** start Provided entries **

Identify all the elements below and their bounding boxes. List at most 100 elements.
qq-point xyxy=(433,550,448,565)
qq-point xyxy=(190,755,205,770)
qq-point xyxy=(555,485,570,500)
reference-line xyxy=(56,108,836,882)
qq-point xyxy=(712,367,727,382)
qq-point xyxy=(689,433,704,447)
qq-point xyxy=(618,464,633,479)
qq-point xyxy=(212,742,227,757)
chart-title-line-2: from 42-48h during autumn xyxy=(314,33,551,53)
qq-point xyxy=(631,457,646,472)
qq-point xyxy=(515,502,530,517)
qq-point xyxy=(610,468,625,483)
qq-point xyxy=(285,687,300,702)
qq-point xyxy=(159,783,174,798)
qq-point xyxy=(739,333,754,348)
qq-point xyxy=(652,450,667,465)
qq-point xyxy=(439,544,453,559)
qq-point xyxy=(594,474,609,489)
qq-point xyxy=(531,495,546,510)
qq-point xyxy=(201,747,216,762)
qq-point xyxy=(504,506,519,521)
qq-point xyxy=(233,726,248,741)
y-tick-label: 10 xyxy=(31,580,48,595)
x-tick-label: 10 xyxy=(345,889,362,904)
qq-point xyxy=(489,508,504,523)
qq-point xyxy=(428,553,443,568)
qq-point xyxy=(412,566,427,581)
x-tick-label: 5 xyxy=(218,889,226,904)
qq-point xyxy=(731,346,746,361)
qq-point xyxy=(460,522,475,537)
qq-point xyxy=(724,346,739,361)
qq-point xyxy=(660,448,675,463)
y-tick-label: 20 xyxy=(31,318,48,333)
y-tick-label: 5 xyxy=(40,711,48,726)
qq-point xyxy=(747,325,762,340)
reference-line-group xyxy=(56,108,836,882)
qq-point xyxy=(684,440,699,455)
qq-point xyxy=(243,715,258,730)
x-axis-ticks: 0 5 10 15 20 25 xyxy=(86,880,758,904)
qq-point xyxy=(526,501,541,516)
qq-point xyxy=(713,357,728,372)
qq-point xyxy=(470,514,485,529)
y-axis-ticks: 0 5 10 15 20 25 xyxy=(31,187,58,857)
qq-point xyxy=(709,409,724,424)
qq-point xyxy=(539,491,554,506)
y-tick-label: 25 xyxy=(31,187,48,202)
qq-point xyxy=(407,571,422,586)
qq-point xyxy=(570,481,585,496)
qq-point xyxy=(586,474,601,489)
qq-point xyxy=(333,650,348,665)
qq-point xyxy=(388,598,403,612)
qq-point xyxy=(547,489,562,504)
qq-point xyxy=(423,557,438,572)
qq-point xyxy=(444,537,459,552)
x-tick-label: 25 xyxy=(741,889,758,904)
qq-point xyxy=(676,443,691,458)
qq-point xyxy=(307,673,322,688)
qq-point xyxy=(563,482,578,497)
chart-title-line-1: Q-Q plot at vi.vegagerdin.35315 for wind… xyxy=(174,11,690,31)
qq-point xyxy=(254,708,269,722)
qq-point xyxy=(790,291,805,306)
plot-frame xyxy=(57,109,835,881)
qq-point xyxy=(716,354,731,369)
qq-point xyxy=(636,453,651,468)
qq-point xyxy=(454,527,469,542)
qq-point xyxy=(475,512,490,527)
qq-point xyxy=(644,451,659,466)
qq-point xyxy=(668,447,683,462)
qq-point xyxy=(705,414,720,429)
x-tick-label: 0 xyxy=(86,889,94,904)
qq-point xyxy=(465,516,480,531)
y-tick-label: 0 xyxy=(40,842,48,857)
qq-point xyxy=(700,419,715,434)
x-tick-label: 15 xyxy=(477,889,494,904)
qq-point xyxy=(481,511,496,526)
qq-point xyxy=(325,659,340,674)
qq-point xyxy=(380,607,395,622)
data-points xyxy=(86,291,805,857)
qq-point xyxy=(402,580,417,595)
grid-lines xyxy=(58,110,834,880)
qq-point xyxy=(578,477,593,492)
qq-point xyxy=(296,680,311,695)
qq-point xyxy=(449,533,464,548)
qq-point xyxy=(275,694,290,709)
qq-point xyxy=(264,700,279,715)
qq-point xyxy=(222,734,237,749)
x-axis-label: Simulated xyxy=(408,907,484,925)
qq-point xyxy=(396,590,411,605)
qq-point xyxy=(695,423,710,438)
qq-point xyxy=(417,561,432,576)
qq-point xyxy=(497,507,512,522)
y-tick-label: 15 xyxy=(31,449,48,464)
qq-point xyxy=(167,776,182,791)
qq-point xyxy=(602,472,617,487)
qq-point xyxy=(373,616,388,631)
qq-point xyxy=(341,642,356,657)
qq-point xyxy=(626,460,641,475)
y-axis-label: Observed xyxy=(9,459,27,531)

** end Provided entries **

__Aim__
Convert every line in the rows above into a JSON list of strings, one string for each line, and leave out any blank lines.

__Answer for the task__
[
  "Identify all the elements below and their bounding boxes. List at most 100 elements.",
  "qq-point xyxy=(433,550,448,565)",
  "qq-point xyxy=(190,755,205,770)",
  "qq-point xyxy=(555,485,570,500)",
  "reference-line xyxy=(56,108,836,882)",
  "qq-point xyxy=(712,367,727,382)",
  "qq-point xyxy=(689,433,704,447)",
  "qq-point xyxy=(618,464,633,479)",
  "qq-point xyxy=(212,742,227,757)",
  "chart-title-line-2: from 42-48h during autumn xyxy=(314,33,551,53)",
  "qq-point xyxy=(631,457,646,472)",
  "qq-point xyxy=(515,502,530,517)",
  "qq-point xyxy=(610,468,625,483)",
  "qq-point xyxy=(285,687,300,702)",
  "qq-point xyxy=(159,783,174,798)",
  "qq-point xyxy=(739,333,754,348)",
  "qq-point xyxy=(652,450,667,465)",
  "qq-point xyxy=(439,544,453,559)",
  "qq-point xyxy=(594,474,609,489)",
  "qq-point xyxy=(531,495,546,510)",
  "qq-point xyxy=(201,747,216,762)",
  "qq-point xyxy=(504,506,519,521)",
  "qq-point xyxy=(233,726,248,741)",
  "y-tick-label: 10 xyxy=(31,580,48,595)",
  "x-tick-label: 10 xyxy=(345,889,362,904)",
  "qq-point xyxy=(489,508,504,523)",
  "qq-point xyxy=(428,553,443,568)",
  "qq-point xyxy=(412,566,427,581)",
  "x-tick-label: 5 xyxy=(218,889,226,904)",
  "qq-point xyxy=(731,346,746,361)",
  "qq-point xyxy=(460,522,475,537)",
  "qq-point xyxy=(724,346,739,361)",
  "qq-point xyxy=(660,448,675,463)",
  "y-tick-label: 20 xyxy=(31,318,48,333)",
  "y-tick-label: 5 xyxy=(40,711,48,726)",
  "qq-point xyxy=(747,325,762,340)",
  "reference-line-group xyxy=(56,108,836,882)",
  "qq-point xyxy=(684,440,699,455)",
  "qq-point xyxy=(243,715,258,730)",
  "x-axis-ticks: 0 5 10 15 20 25 xyxy=(86,880,758,904)",
  "qq-point xyxy=(526,501,541,516)",
  "qq-point xyxy=(713,357,728,372)",
  "qq-point xyxy=(470,514,485,529)",
  "y-axis-ticks: 0 5 10 15 20 25 xyxy=(31,187,58,857)",
  "qq-point xyxy=(709,409,724,424)",
  "qq-point xyxy=(539,491,554,506)",
  "y-tick-label: 25 xyxy=(31,187,48,202)",
  "qq-point xyxy=(407,571,422,586)",
  "qq-point xyxy=(570,481,585,496)",
  "qq-point xyxy=(586,474,601,489)",
  "qq-point xyxy=(333,650,348,665)",
  "qq-point xyxy=(388,598,403,612)",
  "qq-point xyxy=(547,489,562,504)",
  "qq-point xyxy=(423,557,438,572)",
  "qq-point xyxy=(444,537,459,552)",
  "x-tick-label: 25 xyxy=(741,889,758,904)",
  "qq-point xyxy=(676,443,691,458)",
  "qq-point xyxy=(307,673,322,688)",
  "qq-point xyxy=(563,482,578,497)",
  "chart-title-line-1: Q-Q plot at vi.vegagerdin.35315 for wind… xyxy=(174,11,690,31)",
  "qq-point xyxy=(254,708,269,722)",
  "qq-point xyxy=(790,291,805,306)",
  "plot-frame xyxy=(57,109,835,881)",
  "qq-point xyxy=(716,354,731,369)",
  "qq-point xyxy=(636,453,651,468)",
  "qq-point xyxy=(454,527,469,542)",
  "qq-point xyxy=(475,512,490,527)",
  "qq-point xyxy=(644,451,659,466)",
  "qq-point xyxy=(668,447,683,462)",
  "qq-point xyxy=(705,414,720,429)",
  "x-tick-label: 0 xyxy=(86,889,94,904)",
  "qq-point xyxy=(465,516,480,531)",
  "y-tick-label: 0 xyxy=(40,842,48,857)",
  "qq-point xyxy=(700,419,715,434)",
  "x-tick-label: 15 xyxy=(477,889,494,904)",
  "qq-point xyxy=(481,511,496,526)",
  "qq-point xyxy=(325,659,340,674)",
  "qq-point xyxy=(380,607,395,622)",
  "data-points xyxy=(86,291,805,857)",
  "qq-point xyxy=(402,580,417,595)",
  "grid-lines xyxy=(58,110,834,880)",
  "qq-point xyxy=(578,477,593,492)",
  "qq-point xyxy=(296,680,311,695)",
  "qq-point xyxy=(449,533,464,548)",
  "qq-point xyxy=(275,694,290,709)",
  "qq-point xyxy=(264,700,279,715)",
  "qq-point xyxy=(222,734,237,749)",
  "x-axis-label: Simulated xyxy=(408,907,484,925)",
  "qq-point xyxy=(396,590,411,605)",
  "qq-point xyxy=(695,423,710,438)",
  "qq-point xyxy=(417,561,432,576)",
  "qq-point xyxy=(497,507,512,522)",
  "y-tick-label: 15 xyxy=(31,449,48,464)",
  "qq-point xyxy=(167,776,182,791)",
  "qq-point xyxy=(602,472,617,487)",
  "qq-point xyxy=(373,616,388,631)",
  "qq-point xyxy=(341,642,356,657)",
  "qq-point xyxy=(626,460,641,475)",
  "y-axis-label: Observed xyxy=(9,459,27,531)"
]